*** GIVEN INFORMATION

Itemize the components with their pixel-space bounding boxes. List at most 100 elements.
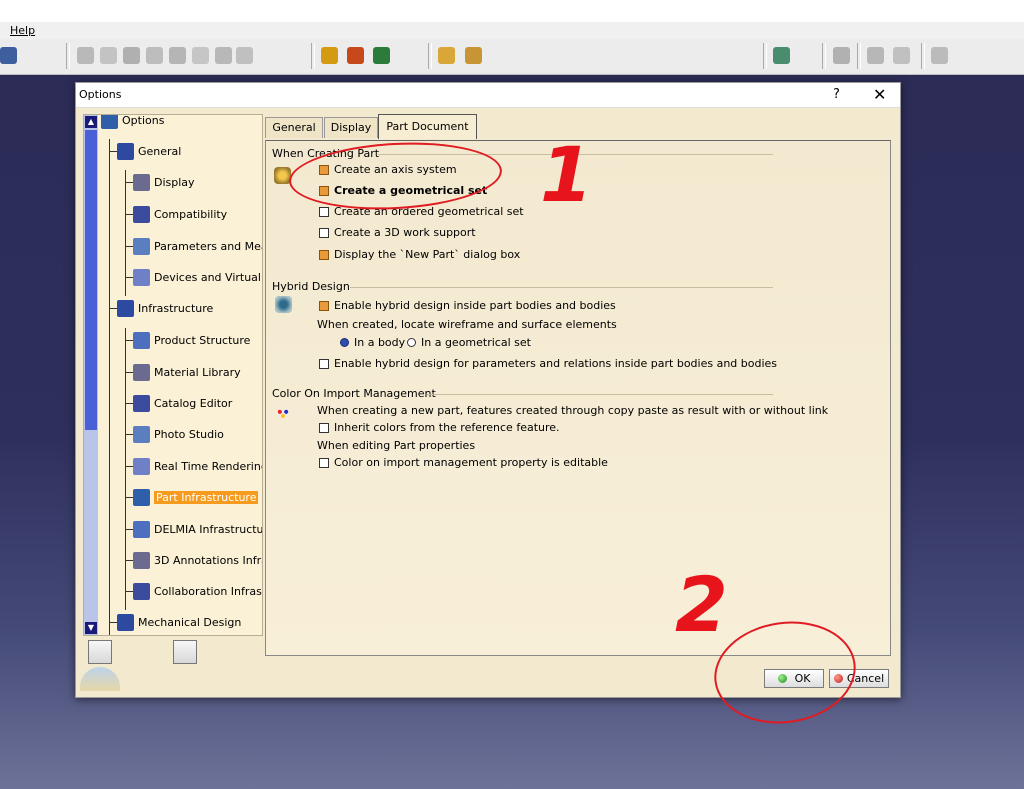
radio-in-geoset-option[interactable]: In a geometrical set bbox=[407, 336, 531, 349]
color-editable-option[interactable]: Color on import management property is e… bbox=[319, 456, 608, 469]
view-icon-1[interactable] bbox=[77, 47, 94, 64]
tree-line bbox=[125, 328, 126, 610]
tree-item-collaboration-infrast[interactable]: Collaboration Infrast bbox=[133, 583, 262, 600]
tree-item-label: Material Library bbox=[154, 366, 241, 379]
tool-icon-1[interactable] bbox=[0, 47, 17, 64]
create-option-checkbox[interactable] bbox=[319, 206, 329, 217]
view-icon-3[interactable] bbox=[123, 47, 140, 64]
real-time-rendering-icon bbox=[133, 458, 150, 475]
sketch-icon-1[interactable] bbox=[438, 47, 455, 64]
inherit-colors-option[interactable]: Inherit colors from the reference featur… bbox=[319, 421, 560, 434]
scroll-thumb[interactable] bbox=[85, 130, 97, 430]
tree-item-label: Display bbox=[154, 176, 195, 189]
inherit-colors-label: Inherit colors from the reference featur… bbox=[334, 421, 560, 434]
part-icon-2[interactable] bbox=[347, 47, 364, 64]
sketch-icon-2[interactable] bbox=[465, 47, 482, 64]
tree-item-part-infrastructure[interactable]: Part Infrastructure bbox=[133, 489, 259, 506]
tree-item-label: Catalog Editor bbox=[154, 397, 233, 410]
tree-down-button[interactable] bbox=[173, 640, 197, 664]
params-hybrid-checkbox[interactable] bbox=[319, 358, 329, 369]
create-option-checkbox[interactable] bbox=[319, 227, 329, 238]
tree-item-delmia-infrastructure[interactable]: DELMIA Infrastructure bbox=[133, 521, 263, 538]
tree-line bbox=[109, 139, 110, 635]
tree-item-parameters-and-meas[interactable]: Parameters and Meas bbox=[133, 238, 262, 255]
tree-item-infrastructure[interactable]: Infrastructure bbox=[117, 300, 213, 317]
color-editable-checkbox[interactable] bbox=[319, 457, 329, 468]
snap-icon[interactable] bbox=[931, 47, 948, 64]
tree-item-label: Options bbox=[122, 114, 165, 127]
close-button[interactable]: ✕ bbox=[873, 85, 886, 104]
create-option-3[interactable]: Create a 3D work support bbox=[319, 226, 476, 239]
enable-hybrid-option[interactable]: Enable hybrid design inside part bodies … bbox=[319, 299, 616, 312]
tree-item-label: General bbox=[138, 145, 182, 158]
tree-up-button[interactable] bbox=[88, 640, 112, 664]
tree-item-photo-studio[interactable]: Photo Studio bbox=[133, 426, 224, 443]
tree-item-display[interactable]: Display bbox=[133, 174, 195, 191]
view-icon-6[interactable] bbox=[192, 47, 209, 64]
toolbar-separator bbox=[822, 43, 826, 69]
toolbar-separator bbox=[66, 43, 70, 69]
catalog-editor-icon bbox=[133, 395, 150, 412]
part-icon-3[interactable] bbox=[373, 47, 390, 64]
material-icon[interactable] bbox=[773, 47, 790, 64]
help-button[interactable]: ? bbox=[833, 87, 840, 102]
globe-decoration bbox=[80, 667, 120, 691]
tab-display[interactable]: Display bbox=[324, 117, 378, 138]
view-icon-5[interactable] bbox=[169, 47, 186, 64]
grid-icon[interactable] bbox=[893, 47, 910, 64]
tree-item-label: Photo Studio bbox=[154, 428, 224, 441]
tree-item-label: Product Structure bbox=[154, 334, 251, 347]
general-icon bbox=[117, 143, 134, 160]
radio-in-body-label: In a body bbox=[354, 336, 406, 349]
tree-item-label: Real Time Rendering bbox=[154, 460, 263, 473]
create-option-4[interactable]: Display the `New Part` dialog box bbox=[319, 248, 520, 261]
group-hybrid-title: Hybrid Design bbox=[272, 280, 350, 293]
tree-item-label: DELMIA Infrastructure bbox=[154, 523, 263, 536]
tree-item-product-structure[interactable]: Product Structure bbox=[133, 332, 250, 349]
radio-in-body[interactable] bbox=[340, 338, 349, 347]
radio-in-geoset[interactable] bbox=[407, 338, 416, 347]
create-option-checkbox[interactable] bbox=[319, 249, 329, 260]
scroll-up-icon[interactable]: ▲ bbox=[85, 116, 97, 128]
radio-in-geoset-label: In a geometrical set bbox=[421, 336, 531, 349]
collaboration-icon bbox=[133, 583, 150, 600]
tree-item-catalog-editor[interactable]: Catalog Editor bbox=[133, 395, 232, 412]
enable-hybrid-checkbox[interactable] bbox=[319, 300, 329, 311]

******

**WHAT THE EXERCISE ASKS**: Can you swap "geometrical set" for "geometric set" in the stretch of the material from the line containing "radio-in-geoset-option[interactable]: In a" through the line containing "tree-line bbox=[125, 328, 126, 610]", and give back only those lines with nothing else changed?

**SOLVED EXERCISE**:
radio-in-geoset-option[interactable]: In a geometric set bbox=[407, 336, 531, 349]
color-editable-option[interactable]: Color on import management property is e… bbox=[319, 456, 608, 469]
view-icon-1[interactable] bbox=[77, 47, 94, 64]
tree-line bbox=[125, 328, 126, 610]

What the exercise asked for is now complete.